___ Recorded information ___

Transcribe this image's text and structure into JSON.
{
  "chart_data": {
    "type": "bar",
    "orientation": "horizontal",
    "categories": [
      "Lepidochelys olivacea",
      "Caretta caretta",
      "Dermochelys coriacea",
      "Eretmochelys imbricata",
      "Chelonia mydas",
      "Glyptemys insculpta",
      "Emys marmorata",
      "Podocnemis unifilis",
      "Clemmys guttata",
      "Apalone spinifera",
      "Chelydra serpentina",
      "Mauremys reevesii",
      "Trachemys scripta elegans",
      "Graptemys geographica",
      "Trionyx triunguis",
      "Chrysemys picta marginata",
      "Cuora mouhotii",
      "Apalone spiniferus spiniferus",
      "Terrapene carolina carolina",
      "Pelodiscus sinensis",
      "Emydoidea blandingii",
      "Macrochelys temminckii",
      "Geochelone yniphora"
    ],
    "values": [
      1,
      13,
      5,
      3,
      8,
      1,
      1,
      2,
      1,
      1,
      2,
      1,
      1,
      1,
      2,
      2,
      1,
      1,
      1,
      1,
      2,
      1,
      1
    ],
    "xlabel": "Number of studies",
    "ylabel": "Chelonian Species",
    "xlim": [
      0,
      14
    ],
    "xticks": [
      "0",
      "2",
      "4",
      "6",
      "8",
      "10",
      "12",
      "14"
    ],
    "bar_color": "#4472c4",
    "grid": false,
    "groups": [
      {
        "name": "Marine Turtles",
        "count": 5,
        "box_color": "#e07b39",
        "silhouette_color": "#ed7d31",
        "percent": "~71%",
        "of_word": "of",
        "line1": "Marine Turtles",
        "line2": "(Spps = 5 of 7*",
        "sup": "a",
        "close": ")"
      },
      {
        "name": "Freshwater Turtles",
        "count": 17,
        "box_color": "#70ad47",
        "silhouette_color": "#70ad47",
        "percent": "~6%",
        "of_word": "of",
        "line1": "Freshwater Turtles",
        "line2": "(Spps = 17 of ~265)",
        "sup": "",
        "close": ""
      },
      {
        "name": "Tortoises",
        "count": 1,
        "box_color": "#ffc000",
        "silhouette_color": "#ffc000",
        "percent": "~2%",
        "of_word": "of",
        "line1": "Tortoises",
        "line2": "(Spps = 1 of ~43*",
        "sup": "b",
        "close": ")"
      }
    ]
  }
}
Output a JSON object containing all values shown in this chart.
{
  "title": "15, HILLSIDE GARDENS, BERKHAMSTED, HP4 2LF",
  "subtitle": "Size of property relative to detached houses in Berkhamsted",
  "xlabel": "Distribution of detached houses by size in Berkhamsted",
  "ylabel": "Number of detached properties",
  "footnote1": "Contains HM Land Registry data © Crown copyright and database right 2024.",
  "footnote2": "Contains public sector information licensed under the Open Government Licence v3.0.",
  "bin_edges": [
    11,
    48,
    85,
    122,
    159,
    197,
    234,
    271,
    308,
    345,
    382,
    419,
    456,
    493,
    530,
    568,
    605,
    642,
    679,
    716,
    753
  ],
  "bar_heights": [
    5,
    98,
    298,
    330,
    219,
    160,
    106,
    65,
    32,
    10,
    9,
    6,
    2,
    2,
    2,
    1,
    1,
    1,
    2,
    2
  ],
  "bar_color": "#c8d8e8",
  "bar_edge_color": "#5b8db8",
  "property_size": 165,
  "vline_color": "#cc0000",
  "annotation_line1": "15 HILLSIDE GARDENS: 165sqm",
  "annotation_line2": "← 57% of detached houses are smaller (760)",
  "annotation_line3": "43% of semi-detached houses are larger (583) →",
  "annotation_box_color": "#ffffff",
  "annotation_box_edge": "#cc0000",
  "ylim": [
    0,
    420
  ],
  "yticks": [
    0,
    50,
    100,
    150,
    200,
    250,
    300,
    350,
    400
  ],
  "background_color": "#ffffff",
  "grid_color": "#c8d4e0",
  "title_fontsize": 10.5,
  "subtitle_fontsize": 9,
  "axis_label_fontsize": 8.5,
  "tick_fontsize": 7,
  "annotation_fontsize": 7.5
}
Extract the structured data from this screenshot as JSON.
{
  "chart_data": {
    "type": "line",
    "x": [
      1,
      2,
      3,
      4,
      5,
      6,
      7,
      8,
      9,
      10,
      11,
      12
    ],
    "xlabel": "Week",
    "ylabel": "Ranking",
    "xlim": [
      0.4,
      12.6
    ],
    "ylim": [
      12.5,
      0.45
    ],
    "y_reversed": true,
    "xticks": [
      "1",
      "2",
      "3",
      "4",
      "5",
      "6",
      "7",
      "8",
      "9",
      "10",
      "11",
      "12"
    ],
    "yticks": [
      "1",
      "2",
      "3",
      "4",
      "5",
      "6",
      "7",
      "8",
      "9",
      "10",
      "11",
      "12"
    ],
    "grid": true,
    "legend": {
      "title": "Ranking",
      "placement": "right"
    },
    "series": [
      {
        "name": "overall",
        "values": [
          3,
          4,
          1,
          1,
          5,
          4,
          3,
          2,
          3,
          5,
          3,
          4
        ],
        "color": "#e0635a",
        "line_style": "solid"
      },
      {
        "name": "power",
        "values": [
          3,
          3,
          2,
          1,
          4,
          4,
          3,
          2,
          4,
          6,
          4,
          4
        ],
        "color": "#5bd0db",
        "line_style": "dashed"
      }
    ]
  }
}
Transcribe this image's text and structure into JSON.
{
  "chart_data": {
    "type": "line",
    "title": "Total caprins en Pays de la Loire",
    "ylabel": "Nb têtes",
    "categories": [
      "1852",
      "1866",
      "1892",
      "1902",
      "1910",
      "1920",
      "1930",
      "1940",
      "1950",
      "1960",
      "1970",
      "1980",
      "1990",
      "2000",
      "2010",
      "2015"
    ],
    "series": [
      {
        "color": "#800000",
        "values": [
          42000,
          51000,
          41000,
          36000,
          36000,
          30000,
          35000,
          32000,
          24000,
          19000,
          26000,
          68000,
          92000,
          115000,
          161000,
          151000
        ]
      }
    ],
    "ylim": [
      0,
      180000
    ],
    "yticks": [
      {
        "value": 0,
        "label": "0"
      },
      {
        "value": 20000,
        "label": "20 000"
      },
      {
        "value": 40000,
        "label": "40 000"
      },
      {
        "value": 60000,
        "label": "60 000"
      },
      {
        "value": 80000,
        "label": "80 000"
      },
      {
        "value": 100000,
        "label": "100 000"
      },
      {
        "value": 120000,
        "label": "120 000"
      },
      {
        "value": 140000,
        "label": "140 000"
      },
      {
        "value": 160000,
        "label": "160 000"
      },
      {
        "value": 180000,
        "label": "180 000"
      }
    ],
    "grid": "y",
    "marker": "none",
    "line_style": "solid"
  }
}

___

- What you need to do -
Copy all the entries verbatim.

- Answer for the task -
Transcribe this image's text and structure into JSON.
{
  "chart_data": {
    "type": "bar",
    "orientation": "horizontal",
    "categories": [
      "Lepidochelys olivacea",
      "Caretta caretta",
      "Dermochelys coriacea",
      "Eretmochelys imbricata",
      "Chelonia mydas",
      "Glyptemys insculpta",
      "Emys marmorata",
      "Podocnemis unifilis",
      "Clemmys guttata",
      "Apalone spinifera",
      "Chelydra serpentina",
      "Mauremys reevesii",
      "Trachemys scripta elegans",
      "Graptemys geographica",
      "Trionyx triunguis",
      "Chrysemys picta marginata",
      "Cuora mouhotii",
      "Apalone spiniferus spiniferus",
      "Terrapene carolina carolina",
      "Pelodiscus sinensis",
      "Emydoidea blandingii",
      "Macrochelys temminckii",
      "Geochelone yniphora"
    ],
    "values": [
      1,
      13,
      5,
      3,
      8,
      1,
      1,
      2,
      1,
      1,
      2,
      1,
      1,
      1,
      2,
      2,
      1,
      1,
      1,
      1,
      2,
      1,
      1
    ],
    "xlabel": "Number of studies",
    "ylabel": "Chelonian Species",
    "xlim": [
      0,
      14
    ],
    "xticks": [
      "0",
      "2",
      "4",
      "6",
      "8",
      "10",
      "12",
      "14"
    ],
    "bar_color": "#4472c4",
    "grid": false,
    "groups": [
      {
        "name": "Marine Turtles",
        "count": 5,
        "box_color": "#e07b39",
        "silhouette_color": "#ed7d31",
        "percent": "~71%",
        "of_word": "of",
        "line1": "Marine Turtles",
        "line2": "(Spps = 5 of 7*",
        "sup": "a",
        "close": ")"
      },
      {
        "name": "Freshwater Turtles",
        "count": 17,
        "box_color": "#70ad47",
        "silhouette_color": "#70ad47",
        "percent": "~6%",
        "of_word": "of",
        "line1": "Freshwater Turtles",
        "line2": "(Spps = 17 of ~265)",
        "sup": "",
        "close": ""
      },
      {
        "name": "Tortoises",
        "count": 1,
        "box_color": "#ffc000",
        "silhouette_color": "#ffc000",
        "percent": "~2%",
        "of_word": "of",
        "line1": "Tortoises",
        "line2": "(Spps = 1 of ~43*",
        "sup": "b",
        "close": ")"
      }
    ]
  }
}
Output a JSON object containing all values shown in this chart.
{
  "title": "15, HILLSIDE GARDENS, BERKHAMSTED, HP4 2LF",
  "subtitle": "Size of property relative to detached houses in Berkhamsted",
  "xlabel": "Distribution of detached houses by size in Berkhamsted",
  "ylabel": "Number of detached properties",
  "footnote1": "Contains HM Land Registry data © Crown copyright and database right 2024.",
  "footnote2": "Contains public sector information licensed under the Open Government Licence v3.0.",
  "bin_edges": [
    11,
    48,
    85,
    122,
    159,
    197,
    234,
    271,
    308,
    345,
    382,
    419,
    456,
    493,
    530,
    568,
    605,
    642,
    679,
    716,
    753
  ],
  "bar_heights": [
    5,
    98,
    298,
    330,
    219,
    160,
    106,
    65,
    32,
    10,
    9,
    6,
    2,
    2,
    2,
    1,
    1,
    1,
    2,
    2
  ],
  "bar_color": "#c8d8e8",
  "bar_edge_color": "#5b8db8",
  "property_size": 165,
  "vline_color": "#cc0000",
  "annotation_line1": "15 HILLSIDE GARDENS: 165sqm",
  "annotation_line2": "← 57% of detached houses are smaller (760)",
  "annotation_line3": "43% of semi-detached houses are larger (583) →",
  "annotation_box_color": "#ffffff",
  "annotation_box_edge": "#cc0000",
  "ylim": [
    0,
    420
  ],
  "yticks": [
    0,
    50,
    100,
    150,
    200,
    250,
    300,
    350,
    400
  ],
  "background_color": "#ffffff",
  "grid_color": "#c8d4e0",
  "title_fontsize": 10.5,
  "subtitle_fontsize": 9,
  "axis_label_fontsize": 8.5,
  "tick_fontsize": 7,
  "annotation_fontsize": 7.5
}
Extract the structured data from this screenshot as JSON.
{
  "chart_data": {
    "type": "line",
    "x": [
      1,
      2,
      3,
      4,
      5,
      6,
      7,
      8,
      9,
      10,
      11,
      12
    ],
    "xlabel": "Week",
    "ylabel": "Ranking",
    "xlim": [
      0.4,
      12.6
    ],
    "ylim": [
      12.5,
      0.45
    ],
    "y_reversed": true,
    "xticks": [
      "1",
      "2",
      "3",
      "4",
      "5",
      "6",
      "7",
      "8",
      "9",
      "10",
      "11",
      "12"
    ],
    "yticks": [
      "1",
      "2",
      "3",
      "4",
      "5",
      "6",
      "7",
      "8",
      "9",
      "10",
      "11",
      "12"
    ],
    "grid": true,
    "legend": {
      "title": "Ranking",
      "placement": "right"
    },
    "series": [
      {
        "name": "overall",
        "values": [
          3,
          4,
          1,
          1,
          5,
          4,
          3,
          2,
          3,
          5,
          3,
          4
        ],
        "color": "#e0635a",
        "line_style": "solid"
      },
      {
        "name": "power",
        "values": [
          3,
          3,
          2,
          1,
          4,
          4,
          3,
          2,
          4,
          6,
          4,
          4
        ],
        "color": "#5bd0db",
        "line_style": "dashed"
      }
    ]
  }
}
Transcribe this image's text and structure into JSON.
{
  "chart_data": {
    "type": "line",
    "title": "Total caprins en Pays de la Loire",
    "ylabel": "Nb têtes",
    "categories": [
      "1852",
      "1866",
      "1892",
      "1902",
      "1910",
      "1920",
      "1930",
      "1940",
      "1950",
      "1960",
      "1970",
      "1980",
      "1990",
      "2000",
      "2010",
      "2015"
    ],
    "series": [
      {
        "color": "#800000",
        "values": [
          42000,
          51000,
          41000,
          36000,
          36000,
          30000,
          35000,
          32000,
          24000,
          19000,
          26000,
          68000,
          92000,
          115000,
          161000,
          151000
        ]
      }
    ],
    "ylim": [
      0,
      180000
    ],
    "yticks": [
      {
        "value": 0,
        "label": "0"
      },
      {
        "value": 20000,
        "label": "20 000"
      },
      {
        "value": 40000,
        "label": "40 000"
      },
      {
        "value": 60000,
        "label": "60 000"
      },
      {
        "value": 80000,
        "label": "80 000"
      },
      {
        "value": 100000,
        "label": "100 000"
      },
      {
        "value": 120000,
        "label": "120 000"
      },
      {
        "value": 140000,
        "label": "140 000"
      },
      {
        "value": 160000,
        "label": "160 000"
      },
      {
        "value": 180000,
        "label": "180 000"
      }
    ],
    "grid": "y",
    "marker": "none",
    "line_style": "solid"
  }
}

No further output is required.